-------- EXTRAIT DU DOCUMENT

Après le rapport de M. Viger, la discussion générale s'ouvrit le 1er mars.

Dès les premiers mots, la question fut franchement posée par un des orateurs de l'extrême gauche les moins habitués aux réticences politiques. « Il s'agit ici, dit M. Ledru-Rollin, personne ne peut en douter, d'une crise ministérielle. Si le cabinet est renversé, celui qui lui succédera sera le vingttroisième depuis 1830. » Le député radical attaquait ensuite ea abrupto, dans son présent et dans son passé, le ministère, objet avoué de ses récriminations constantes. Selon M. Ledru-Rollin, la liberté de la France avait été sapée et compromise dans ses quatre bases principales. Le jury: car on en avait fait un instrument passionné de la politique du système; car, sur douze cents jurés, onze cents appartenaient aux conservateurs les plus avérés, et deux cent vingt fonctionnaires publics ou employés attachés au château étaient presque tous portés sur les listes sans leurs qualités officielles, pour donner plus facilement le change au pays; car, enfin, on connaissait la partialité révoltante qui présidait à la confection de ces listes. La presse : car, malgré les promesses de juillet, nous avons eu les lois de septembre, la jurisprudence sur les imprimeurs, la poursuite devant les tribunaux civils de la diffamation contre les fonctionnaires publics, la loi des annonces judiciaires et enfin «< cette fameuse doctrine de la complicité indirecte et morale qui sera la honte de ce temps. » Les élections: car les faits de corruption, si souvent dévoilés ont paru, cette année, tellement graves à la Chambre que, pour la première fois, elle a créé un précédent parlementaire et ordonné une enquête. La garde nationale, enfin: car, après avoir flatté cette grande et patriotique institution, on a fini par craindre ses manifestations légitimes; on l'a suspendue, désarmée, désorganisée presque partout, au mépris de la loi.

----------------
-------- DONNÉES AFFICHÉES

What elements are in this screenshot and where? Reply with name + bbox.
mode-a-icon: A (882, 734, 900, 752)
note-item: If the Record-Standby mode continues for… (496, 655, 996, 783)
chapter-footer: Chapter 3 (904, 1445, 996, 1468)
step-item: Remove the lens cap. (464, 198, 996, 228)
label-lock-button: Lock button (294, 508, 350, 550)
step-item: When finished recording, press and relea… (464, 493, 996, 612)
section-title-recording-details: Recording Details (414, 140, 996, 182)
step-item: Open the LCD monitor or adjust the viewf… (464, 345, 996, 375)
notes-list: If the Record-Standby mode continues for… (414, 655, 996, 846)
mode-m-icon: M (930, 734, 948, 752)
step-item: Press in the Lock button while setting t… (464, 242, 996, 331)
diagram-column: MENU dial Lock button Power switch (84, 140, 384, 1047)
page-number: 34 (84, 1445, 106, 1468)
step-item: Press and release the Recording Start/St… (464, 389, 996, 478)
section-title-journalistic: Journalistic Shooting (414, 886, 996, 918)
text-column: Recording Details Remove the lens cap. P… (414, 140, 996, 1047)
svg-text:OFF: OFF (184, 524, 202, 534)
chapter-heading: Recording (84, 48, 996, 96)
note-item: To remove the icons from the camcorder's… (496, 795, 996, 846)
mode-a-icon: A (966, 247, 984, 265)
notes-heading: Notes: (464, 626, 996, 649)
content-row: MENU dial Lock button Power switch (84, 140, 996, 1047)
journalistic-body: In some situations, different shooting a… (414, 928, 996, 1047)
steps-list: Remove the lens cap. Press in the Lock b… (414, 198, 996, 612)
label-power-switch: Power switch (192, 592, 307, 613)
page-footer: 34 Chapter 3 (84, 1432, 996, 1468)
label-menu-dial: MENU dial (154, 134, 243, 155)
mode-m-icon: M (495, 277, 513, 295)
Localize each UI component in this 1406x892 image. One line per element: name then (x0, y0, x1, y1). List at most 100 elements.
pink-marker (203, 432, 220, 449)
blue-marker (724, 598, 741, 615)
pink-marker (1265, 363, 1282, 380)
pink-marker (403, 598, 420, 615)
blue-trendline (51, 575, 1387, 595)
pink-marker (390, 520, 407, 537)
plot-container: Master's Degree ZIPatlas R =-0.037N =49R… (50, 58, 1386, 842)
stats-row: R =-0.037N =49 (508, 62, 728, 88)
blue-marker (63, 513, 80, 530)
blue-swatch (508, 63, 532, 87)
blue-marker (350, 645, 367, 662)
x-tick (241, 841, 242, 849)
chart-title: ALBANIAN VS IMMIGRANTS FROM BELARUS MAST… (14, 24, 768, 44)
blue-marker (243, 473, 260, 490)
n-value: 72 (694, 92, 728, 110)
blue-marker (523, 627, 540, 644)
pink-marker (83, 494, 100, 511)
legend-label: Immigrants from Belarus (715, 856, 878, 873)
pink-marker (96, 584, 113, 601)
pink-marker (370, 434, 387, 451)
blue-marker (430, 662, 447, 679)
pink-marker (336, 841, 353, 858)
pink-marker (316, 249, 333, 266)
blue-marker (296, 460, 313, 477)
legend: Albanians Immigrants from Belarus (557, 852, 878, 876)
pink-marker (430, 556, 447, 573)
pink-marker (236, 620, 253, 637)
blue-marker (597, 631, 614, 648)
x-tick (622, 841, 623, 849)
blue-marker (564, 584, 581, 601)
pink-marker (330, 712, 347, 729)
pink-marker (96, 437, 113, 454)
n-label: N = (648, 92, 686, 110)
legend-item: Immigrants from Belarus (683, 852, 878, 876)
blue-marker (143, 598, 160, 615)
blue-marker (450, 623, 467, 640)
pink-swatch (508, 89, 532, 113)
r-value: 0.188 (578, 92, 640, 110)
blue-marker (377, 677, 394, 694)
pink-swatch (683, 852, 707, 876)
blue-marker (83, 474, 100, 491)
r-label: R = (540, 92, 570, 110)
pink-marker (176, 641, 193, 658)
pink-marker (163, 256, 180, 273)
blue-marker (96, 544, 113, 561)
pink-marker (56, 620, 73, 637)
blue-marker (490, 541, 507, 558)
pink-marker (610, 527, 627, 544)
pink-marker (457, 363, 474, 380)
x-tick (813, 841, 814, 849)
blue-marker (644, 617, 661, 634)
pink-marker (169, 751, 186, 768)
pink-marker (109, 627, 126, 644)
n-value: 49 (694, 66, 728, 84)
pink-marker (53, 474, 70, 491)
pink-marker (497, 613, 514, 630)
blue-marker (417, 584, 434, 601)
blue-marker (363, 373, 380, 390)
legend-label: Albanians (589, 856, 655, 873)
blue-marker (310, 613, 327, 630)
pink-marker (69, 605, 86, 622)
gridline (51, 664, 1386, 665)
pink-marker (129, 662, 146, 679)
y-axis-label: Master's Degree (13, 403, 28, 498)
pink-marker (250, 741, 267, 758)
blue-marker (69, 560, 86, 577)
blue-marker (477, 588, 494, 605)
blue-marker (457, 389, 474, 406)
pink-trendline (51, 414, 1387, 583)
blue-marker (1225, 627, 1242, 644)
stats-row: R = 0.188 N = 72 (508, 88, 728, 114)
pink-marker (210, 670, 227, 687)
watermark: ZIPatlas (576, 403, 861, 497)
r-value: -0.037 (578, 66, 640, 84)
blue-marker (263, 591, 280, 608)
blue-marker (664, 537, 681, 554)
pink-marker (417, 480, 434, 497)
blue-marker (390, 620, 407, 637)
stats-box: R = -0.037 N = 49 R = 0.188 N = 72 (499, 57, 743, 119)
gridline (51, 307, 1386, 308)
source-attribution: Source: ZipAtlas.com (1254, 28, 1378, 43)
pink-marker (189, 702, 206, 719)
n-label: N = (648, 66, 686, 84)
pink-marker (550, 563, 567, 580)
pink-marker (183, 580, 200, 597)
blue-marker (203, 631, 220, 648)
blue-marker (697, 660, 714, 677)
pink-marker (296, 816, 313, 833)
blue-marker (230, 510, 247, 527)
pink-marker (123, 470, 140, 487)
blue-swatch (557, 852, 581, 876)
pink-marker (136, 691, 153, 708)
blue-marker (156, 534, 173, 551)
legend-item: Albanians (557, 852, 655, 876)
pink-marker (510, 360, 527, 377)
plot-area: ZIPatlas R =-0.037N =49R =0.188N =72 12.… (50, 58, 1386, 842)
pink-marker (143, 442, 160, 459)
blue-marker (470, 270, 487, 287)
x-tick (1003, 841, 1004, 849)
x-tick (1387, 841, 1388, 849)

----------------

▶ TÂCHES À RÉALISER
• 1. D'après l'extrait du document, quelles sont les bases principales de la liberté de la France que M. Ledru-Rollin dit sapées et compromises ? Citez-les toutes.
• 2. Selon l'extrait du document, combien des douze cents jurés appartenaient aux conservateurs les plus avérés ?

▶ RÉSULTATS
• 1. Le jury, la presse, les élections et la garde nationale.

• 2. Onze cents.